Task
Collect each line holding the string "this".

Dataset items
----------------------------------------

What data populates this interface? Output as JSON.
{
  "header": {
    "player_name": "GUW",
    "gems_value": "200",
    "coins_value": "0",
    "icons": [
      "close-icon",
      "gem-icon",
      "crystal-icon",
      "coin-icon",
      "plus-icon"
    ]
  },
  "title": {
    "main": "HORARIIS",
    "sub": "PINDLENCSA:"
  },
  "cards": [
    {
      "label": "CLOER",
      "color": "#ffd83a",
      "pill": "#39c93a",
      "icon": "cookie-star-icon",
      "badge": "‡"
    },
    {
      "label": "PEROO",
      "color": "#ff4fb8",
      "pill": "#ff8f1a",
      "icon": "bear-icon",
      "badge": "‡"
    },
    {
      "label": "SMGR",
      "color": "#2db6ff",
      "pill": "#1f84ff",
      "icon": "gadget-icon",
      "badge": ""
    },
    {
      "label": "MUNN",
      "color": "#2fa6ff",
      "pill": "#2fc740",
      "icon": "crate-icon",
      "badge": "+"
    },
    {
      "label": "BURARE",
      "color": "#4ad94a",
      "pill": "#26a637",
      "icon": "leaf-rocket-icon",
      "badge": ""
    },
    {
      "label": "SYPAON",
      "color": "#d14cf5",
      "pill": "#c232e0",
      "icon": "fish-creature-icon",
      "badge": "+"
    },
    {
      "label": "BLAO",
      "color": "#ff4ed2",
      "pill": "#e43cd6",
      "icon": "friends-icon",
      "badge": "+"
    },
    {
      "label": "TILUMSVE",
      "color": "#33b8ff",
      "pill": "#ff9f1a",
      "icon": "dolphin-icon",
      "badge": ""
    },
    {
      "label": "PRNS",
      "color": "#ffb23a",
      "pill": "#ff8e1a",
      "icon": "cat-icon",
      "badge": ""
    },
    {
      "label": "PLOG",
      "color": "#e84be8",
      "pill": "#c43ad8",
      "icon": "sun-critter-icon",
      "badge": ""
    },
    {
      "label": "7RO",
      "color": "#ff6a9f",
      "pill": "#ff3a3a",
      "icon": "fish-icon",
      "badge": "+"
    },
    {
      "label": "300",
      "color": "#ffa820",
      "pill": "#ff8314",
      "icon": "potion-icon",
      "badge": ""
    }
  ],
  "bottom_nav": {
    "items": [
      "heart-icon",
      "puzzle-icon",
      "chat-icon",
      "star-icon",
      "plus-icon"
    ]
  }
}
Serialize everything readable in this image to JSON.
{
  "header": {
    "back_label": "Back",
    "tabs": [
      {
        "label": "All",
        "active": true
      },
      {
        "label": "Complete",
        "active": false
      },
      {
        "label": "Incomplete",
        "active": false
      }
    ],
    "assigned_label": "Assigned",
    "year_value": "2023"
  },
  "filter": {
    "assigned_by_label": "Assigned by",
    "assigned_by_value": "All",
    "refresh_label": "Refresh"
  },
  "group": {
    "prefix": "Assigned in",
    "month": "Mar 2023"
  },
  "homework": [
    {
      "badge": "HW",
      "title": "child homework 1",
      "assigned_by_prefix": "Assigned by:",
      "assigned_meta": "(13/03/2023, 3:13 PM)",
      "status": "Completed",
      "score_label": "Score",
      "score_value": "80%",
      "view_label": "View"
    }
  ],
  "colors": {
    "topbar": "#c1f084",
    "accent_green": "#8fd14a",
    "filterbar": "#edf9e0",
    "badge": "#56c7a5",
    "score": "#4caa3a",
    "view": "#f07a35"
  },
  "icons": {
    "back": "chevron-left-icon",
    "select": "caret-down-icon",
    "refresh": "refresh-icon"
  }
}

----------------------------------------

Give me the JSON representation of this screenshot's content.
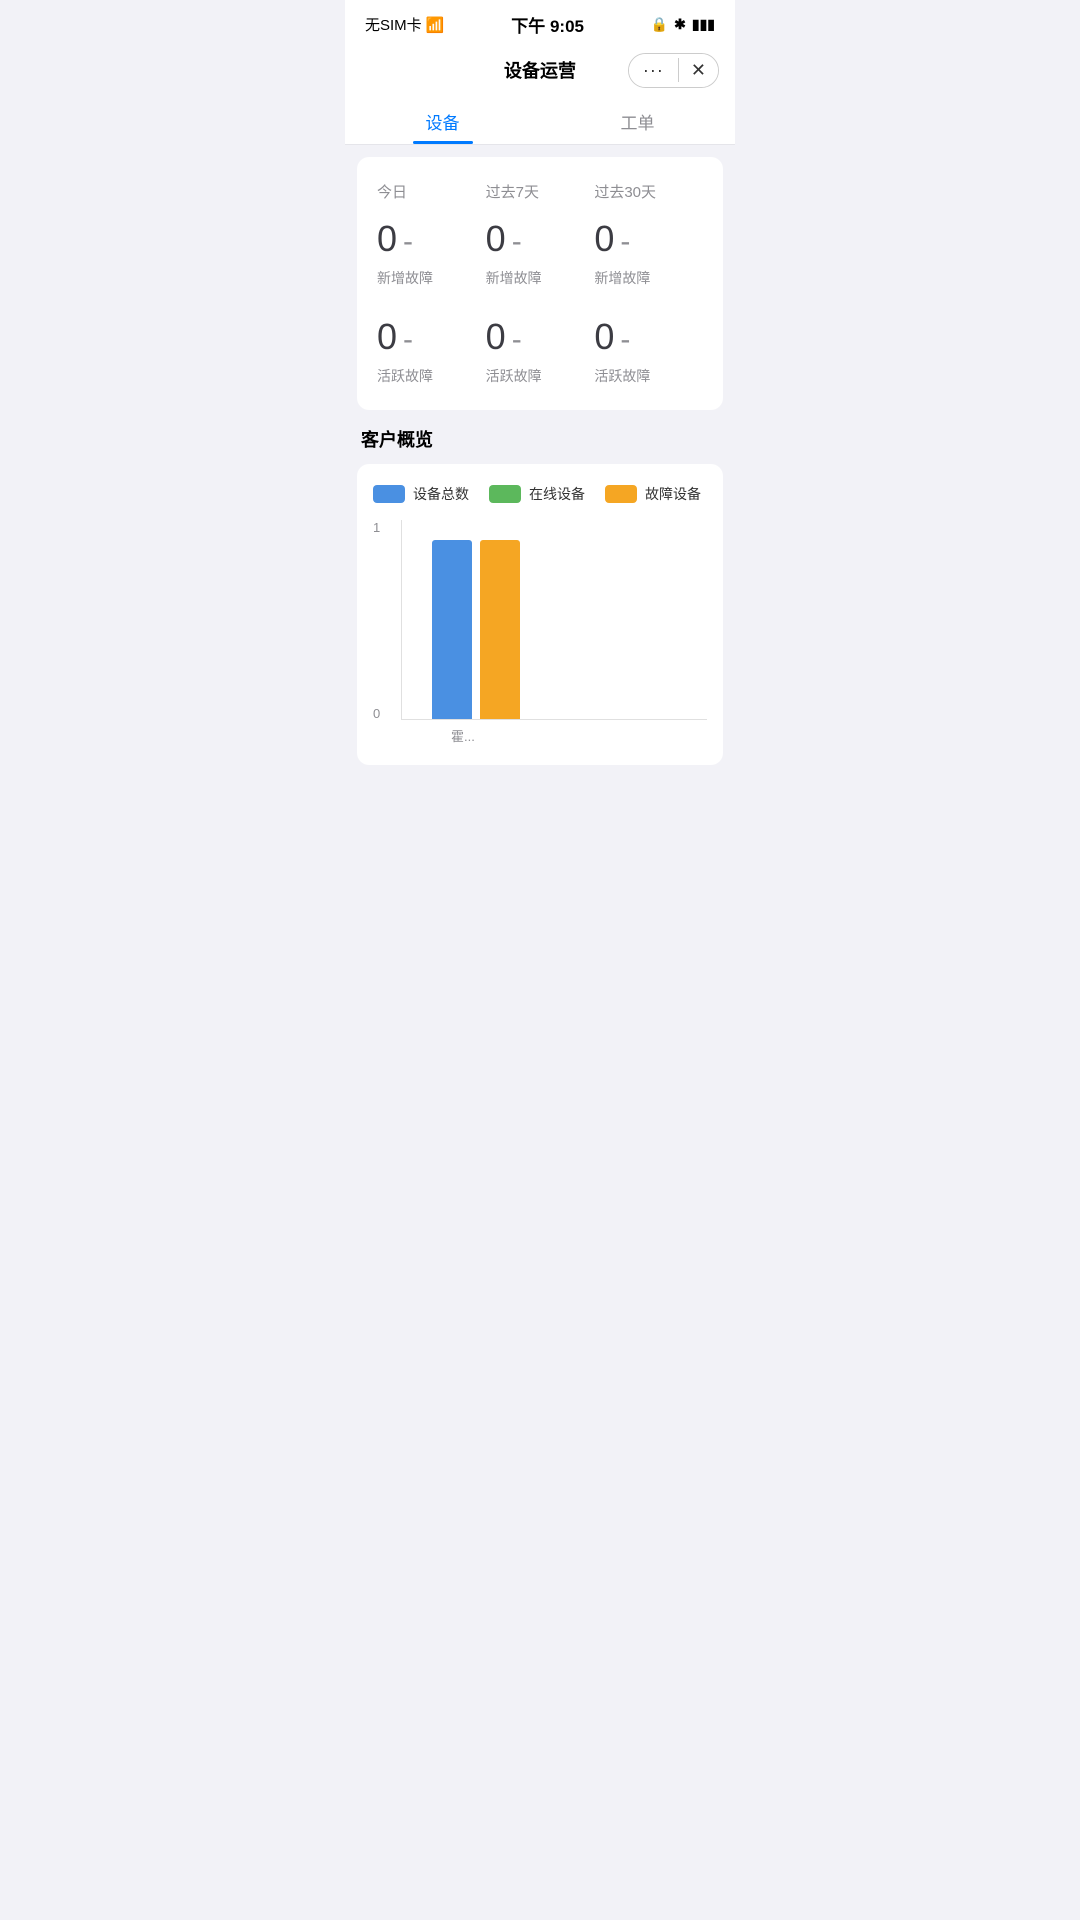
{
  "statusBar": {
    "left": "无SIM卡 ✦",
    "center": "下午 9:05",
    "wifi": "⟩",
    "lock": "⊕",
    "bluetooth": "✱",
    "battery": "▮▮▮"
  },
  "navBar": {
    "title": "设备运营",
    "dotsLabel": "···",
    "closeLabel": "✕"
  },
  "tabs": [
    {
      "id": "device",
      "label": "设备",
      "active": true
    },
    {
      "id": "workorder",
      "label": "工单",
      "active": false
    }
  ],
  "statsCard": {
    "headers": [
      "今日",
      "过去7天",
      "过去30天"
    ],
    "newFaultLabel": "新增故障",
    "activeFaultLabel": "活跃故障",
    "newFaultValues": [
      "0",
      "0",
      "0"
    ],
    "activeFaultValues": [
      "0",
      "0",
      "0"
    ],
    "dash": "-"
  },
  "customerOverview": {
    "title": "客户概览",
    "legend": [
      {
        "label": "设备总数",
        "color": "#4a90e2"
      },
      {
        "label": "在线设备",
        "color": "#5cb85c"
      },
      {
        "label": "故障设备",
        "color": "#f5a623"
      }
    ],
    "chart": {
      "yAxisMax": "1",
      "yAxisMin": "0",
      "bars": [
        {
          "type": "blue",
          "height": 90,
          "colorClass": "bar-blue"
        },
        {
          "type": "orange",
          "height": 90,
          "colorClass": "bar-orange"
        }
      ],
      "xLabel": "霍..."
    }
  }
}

----------------------------------------

Complete answer
What data populates this interface? Output as JSON.
Serialize everything readable in this image to JSON.
Give me the JSON representation of this screenshot's content.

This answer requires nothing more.